Take the material below and write it all out again exactly.

Rows from a figure dataset

__________

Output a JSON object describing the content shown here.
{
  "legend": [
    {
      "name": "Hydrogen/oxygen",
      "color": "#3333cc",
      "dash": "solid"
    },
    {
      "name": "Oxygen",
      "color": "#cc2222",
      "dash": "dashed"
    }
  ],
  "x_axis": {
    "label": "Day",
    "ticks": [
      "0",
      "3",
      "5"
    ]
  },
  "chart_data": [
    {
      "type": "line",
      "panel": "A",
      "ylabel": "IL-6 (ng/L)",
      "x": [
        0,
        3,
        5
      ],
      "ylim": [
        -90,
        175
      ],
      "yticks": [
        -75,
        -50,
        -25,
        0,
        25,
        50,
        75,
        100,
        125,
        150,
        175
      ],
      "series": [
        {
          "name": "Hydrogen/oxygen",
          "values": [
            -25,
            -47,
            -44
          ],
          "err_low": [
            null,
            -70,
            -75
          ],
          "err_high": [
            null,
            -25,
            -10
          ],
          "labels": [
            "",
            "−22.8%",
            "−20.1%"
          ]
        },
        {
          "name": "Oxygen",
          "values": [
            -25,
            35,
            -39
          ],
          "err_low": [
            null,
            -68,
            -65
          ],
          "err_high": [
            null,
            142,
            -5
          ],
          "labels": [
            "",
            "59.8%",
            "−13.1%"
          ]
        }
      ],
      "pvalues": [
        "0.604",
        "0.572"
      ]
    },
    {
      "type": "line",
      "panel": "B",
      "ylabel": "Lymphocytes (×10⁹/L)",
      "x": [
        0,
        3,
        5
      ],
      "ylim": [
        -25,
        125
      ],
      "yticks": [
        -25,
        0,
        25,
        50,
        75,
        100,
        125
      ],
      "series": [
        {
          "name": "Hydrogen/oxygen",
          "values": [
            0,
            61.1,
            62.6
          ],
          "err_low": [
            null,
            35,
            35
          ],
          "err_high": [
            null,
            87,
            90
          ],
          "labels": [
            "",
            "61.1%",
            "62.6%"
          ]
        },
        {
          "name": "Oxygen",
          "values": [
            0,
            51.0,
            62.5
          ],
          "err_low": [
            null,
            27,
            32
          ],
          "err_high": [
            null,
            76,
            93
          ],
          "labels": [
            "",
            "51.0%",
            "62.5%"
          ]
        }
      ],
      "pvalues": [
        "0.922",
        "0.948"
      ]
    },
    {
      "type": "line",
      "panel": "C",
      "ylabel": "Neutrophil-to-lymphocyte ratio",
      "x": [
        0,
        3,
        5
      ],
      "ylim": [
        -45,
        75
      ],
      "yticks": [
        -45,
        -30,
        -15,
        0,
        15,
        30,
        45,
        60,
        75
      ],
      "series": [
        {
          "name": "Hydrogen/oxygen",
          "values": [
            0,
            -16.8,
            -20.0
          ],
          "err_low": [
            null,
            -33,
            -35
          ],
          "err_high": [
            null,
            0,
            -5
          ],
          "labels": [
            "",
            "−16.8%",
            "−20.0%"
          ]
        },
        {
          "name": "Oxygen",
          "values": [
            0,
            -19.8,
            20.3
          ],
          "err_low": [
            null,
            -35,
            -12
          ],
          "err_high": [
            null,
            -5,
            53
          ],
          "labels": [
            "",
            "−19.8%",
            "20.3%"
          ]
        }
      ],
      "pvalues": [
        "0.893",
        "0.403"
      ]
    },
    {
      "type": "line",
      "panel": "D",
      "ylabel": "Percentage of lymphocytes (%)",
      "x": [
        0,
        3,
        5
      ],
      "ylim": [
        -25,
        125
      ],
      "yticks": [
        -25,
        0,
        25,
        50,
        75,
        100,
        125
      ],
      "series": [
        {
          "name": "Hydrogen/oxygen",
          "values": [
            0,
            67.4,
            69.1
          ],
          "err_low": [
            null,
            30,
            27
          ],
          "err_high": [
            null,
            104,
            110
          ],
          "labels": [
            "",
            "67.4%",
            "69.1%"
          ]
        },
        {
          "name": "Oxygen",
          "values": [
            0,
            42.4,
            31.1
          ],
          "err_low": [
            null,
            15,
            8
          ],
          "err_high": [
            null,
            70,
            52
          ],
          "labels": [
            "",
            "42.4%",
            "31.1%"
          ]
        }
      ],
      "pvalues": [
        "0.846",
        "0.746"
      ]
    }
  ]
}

__________

== Reply to the task ==
Output a JSON object describing the content shown here.
{
  "legend": [
    {
      "name": "Hydrogen/oxygen",
      "color": "#3333cc",
      "dash": "solid"
    },
    {
      "name": "Oxygen",
      "color": "#cc2222",
      "dash": "dashed"
    }
  ],
  "x_axis": {
    "label": "Day",
    "ticks": [
      "0",
      "3",
      "5"
    ]
  },
  "chart_data": [
    {
      "type": "line",
      "panel": "A",
      "ylabel": "IL-6 (ng/L)",
      "x": [
        0,
        3,
        5
      ],
      "ylim": [
        -90,
        175
      ],
      "yticks": [
        -75,
        -50,
        -25,
        0,
        25,
        50,
        75,
        100,
        125,
        150,
        175
      ],
      "series": [
        {
          "name": "Hydrogen/oxygen",
          "values": [
            -25,
            -47,
            -44
          ],
          "err_low": [
            null,
            -70,
            -75
          ],
          "err_high": [
            null,
            -25,
            -10
          ],
          "labels": [
            "",
            "−22.8%",
            "−20.1%"
          ]
        },
        {
          "name": "Oxygen",
          "values": [
            -25,
            35,
            -39
          ],
          "err_low": [
            null,
            -68,
            -65
          ],
          "err_high": [
            null,
            142,
            -5
          ],
          "labels": [
            "",
            "59.8%",
            "−13.1%"
          ]
        }
      ],
      "pvalues": [
        "0.604",
        "0.572"
      ]
    },
    {
      "type": "line",
      "panel": "B",
      "ylabel": "Lymphocytes (×10⁹/L)",
      "x": [
        0,
        3,
        5
      ],
      "ylim": [
        -25,
        125
      ],
      "yticks": [
        -25,
        0,
        25,
        50,
        75,
        100,
        125
      ],
      "series": [
        {
          "name": "Hydrogen/oxygen",
          "values": [
            0,
            61.1,
            62.6
          ],
          "err_low": [
            null,
            35,
            35
          ],
          "err_high": [
            null,
            87,
            90
          ],
          "labels": [
            "",
            "61.1%",
            "62.6%"
          ]
        },
        {
          "name": "Oxygen",
          "values": [
            0,
            51.0,
            62.5
          ],
          "err_low": [
            null,
            27,
            32
          ],
          "err_high": [
            null,
            76,
            93
          ],
          "labels": [
            "",
            "51.0%",
            "62.5%"
          ]
        }
      ],
      "pvalues": [
        "0.922",
        "0.948"
      ]
    },
    {
      "type": "line",
      "panel": "C",
      "ylabel": "Neutrophil-to-lymphocyte ratio",
      "x": [
        0,
        3,
        5
      ],
      "ylim": [
        -45,
        75
      ],
      "yticks": [
        -45,
        -30,
        -15,
        0,
        15,
        30,
        45,
        60,
        75
      ],
      "series": [
        {
          "name": "Hydrogen/oxygen",
          "values": [
            0,
            -16.8,
            -20.0
          ],
          "err_low": [
            null,
            -33,
            -35
          ],
          "err_high": [
            null,
            0,
            -5
          ],
          "labels": [
            "",
            "−16.8%",
            "−20.0%"
          ]
        },
        {
          "name": "Oxygen",
          "values": [
            0,
            -19.8,
            20.3
          ],
          "err_low": [
            null,
            -35,
            -12
          ],
          "err_high": [
            null,
            -5,
            53
          ],
          "labels": [
            "",
            "−19.8%",
            "20.3%"
          ]
        }
      ],
      "pvalues": [
        "0.893",
        "0.403"
      ]
    },
    {
      "type": "line",
      "panel": "D",
      "ylabel": "Percentage of lymphocytes (%)",
      "x": [
        0,
        3,
        5
      ],
      "ylim": [
        -25,
        125
      ],
      "yticks": [
        -25,
        0,
        25,
        50,
        75,
        100,
        125
      ],
      "series": [
        {
          "name": "Hydrogen/oxygen",
          "values": [
            0,
            67.4,
            69.1
          ],
          "err_low": [
            null,
            30,
            27
          ],
          "err_high": [
            null,
            104,
            110
          ],
          "labels": [
            "",
            "67.4%",
            "69.1%"
          ]
        },
        {
          "name": "Oxygen",
          "values": [
            0,
            42.4,
            31.1
          ],
          "err_low": [
            null,
            15,
            8
          ],
          "err_high": [
            null,
            70,
            52
          ],
          "labels": [
            "",
            "42.4%",
            "31.1%"
          ]
        }
      ],
      "pvalues": [
        "0.846",
        "0.746"
      ]
    }
  ]
}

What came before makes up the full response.